◆ Some records:
....................

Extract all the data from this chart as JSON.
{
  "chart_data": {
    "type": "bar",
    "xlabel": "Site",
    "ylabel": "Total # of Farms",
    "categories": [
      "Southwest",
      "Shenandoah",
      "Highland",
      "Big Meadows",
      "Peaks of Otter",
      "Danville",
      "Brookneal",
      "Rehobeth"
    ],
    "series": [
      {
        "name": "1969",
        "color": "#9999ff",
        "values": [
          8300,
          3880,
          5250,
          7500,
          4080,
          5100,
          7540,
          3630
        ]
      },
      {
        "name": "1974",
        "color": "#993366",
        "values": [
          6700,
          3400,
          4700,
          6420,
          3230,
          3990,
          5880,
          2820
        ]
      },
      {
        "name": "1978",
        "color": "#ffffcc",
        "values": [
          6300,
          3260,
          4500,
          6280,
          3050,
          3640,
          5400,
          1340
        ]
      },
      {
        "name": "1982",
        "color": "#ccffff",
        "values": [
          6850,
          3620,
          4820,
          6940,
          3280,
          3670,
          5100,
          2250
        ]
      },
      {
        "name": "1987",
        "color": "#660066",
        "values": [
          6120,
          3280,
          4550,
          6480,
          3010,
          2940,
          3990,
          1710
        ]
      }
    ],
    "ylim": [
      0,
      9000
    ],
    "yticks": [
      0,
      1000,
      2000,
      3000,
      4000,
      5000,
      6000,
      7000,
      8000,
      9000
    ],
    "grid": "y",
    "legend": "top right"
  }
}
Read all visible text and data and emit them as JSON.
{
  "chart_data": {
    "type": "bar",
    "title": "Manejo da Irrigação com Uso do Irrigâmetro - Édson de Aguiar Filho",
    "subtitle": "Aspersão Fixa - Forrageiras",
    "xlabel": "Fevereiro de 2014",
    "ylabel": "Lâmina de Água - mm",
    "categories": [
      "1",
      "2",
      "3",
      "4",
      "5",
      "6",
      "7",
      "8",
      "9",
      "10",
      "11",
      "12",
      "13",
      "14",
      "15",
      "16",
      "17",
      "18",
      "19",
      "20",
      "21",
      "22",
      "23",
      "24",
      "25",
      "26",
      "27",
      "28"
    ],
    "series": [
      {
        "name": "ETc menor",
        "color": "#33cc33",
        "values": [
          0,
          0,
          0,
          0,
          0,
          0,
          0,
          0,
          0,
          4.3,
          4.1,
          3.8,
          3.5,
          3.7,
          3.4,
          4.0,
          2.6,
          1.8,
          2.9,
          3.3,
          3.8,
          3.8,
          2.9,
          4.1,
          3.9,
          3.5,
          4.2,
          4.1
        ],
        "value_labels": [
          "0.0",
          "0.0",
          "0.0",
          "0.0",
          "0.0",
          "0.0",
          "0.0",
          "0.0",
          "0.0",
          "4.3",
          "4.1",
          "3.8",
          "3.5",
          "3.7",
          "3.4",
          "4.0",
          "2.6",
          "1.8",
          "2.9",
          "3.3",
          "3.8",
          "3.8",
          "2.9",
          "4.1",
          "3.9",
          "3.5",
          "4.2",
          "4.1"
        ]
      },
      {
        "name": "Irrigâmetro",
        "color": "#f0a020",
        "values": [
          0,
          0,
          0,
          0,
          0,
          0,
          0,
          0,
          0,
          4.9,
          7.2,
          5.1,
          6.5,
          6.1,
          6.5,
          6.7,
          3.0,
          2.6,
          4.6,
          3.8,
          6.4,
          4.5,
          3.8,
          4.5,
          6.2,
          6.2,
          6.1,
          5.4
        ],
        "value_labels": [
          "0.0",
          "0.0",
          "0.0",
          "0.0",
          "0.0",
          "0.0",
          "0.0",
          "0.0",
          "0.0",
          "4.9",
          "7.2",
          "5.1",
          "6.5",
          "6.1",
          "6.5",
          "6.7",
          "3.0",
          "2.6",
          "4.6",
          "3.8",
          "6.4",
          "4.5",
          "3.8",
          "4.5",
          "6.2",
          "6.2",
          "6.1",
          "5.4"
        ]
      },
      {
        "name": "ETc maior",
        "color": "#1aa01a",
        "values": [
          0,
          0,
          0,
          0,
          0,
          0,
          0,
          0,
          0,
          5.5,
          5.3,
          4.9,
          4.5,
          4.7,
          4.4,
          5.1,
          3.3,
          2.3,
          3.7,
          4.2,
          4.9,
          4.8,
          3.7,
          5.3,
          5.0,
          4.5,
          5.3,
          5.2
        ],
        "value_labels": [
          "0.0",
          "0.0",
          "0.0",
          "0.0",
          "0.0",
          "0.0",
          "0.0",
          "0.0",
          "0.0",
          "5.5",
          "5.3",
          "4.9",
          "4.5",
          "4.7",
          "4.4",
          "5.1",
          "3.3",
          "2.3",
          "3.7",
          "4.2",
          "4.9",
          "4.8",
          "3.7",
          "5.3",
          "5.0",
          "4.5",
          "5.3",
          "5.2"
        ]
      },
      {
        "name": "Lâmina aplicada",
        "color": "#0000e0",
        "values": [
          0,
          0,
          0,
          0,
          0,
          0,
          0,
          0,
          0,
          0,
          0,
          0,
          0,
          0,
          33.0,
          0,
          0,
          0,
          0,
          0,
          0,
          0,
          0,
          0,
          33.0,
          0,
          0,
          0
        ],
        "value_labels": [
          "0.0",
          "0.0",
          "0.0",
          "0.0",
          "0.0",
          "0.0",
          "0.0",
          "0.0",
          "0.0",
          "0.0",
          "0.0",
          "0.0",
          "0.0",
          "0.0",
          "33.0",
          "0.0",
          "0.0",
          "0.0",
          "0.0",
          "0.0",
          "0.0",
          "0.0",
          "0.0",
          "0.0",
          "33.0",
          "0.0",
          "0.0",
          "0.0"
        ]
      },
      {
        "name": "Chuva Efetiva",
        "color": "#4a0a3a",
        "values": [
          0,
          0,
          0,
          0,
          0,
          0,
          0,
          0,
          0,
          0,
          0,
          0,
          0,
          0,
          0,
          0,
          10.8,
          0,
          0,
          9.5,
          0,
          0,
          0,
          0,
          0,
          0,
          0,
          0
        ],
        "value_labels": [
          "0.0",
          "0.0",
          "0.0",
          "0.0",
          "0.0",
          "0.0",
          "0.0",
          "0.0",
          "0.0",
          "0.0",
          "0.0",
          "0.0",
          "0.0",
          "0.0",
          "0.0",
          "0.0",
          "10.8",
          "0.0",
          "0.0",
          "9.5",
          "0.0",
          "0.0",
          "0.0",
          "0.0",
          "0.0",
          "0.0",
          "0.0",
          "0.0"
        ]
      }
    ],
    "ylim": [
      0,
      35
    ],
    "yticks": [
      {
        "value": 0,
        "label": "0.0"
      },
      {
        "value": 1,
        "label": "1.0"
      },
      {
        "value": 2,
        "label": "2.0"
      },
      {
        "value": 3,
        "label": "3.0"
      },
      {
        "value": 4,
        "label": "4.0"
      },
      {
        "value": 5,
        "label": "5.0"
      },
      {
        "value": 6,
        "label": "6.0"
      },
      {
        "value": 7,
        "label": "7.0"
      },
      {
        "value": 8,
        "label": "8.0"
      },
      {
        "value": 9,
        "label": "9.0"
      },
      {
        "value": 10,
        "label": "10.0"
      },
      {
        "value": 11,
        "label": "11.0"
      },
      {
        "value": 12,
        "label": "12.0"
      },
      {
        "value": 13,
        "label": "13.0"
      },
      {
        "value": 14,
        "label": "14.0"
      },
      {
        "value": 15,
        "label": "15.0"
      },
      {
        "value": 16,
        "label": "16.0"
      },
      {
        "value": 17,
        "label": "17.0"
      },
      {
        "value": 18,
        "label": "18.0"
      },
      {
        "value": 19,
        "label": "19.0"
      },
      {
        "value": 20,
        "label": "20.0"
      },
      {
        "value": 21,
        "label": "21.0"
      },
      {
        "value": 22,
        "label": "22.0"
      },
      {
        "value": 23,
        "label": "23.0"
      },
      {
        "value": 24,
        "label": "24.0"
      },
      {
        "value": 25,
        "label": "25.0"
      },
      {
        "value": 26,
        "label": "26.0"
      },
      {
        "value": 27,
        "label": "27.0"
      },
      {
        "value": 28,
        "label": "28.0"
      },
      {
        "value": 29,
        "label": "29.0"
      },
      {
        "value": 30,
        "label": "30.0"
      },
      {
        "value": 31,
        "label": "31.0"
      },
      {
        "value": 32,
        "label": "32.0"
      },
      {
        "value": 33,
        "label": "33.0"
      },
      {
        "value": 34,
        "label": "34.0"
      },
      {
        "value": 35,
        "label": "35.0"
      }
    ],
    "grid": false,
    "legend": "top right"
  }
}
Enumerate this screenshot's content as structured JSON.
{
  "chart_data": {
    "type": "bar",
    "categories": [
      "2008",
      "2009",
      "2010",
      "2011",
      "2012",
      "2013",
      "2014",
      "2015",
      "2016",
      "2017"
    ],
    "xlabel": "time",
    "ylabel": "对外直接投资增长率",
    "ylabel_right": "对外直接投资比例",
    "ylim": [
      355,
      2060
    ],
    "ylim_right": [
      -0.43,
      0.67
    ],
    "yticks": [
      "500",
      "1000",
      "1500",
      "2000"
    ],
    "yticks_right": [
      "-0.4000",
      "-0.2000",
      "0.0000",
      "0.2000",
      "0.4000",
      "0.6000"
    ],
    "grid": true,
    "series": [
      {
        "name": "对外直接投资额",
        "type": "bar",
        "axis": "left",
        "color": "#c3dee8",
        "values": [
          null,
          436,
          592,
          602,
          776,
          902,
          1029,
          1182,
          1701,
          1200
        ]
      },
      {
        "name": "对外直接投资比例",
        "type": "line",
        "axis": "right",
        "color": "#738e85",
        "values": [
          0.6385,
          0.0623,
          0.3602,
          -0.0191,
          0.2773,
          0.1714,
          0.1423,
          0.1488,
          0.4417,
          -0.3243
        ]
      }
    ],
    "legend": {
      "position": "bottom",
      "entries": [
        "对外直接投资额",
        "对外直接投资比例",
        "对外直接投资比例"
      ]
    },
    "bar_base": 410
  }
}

....................

◆ Exercise brief: Check each line of the records above for the string "JSON", and report every line that has it.

◆ Written solution:
Extract all the data from this chart as JSON.
Read all visible text and data and emit them as JSON.
Enumerate this screenshot's content as structured JSON.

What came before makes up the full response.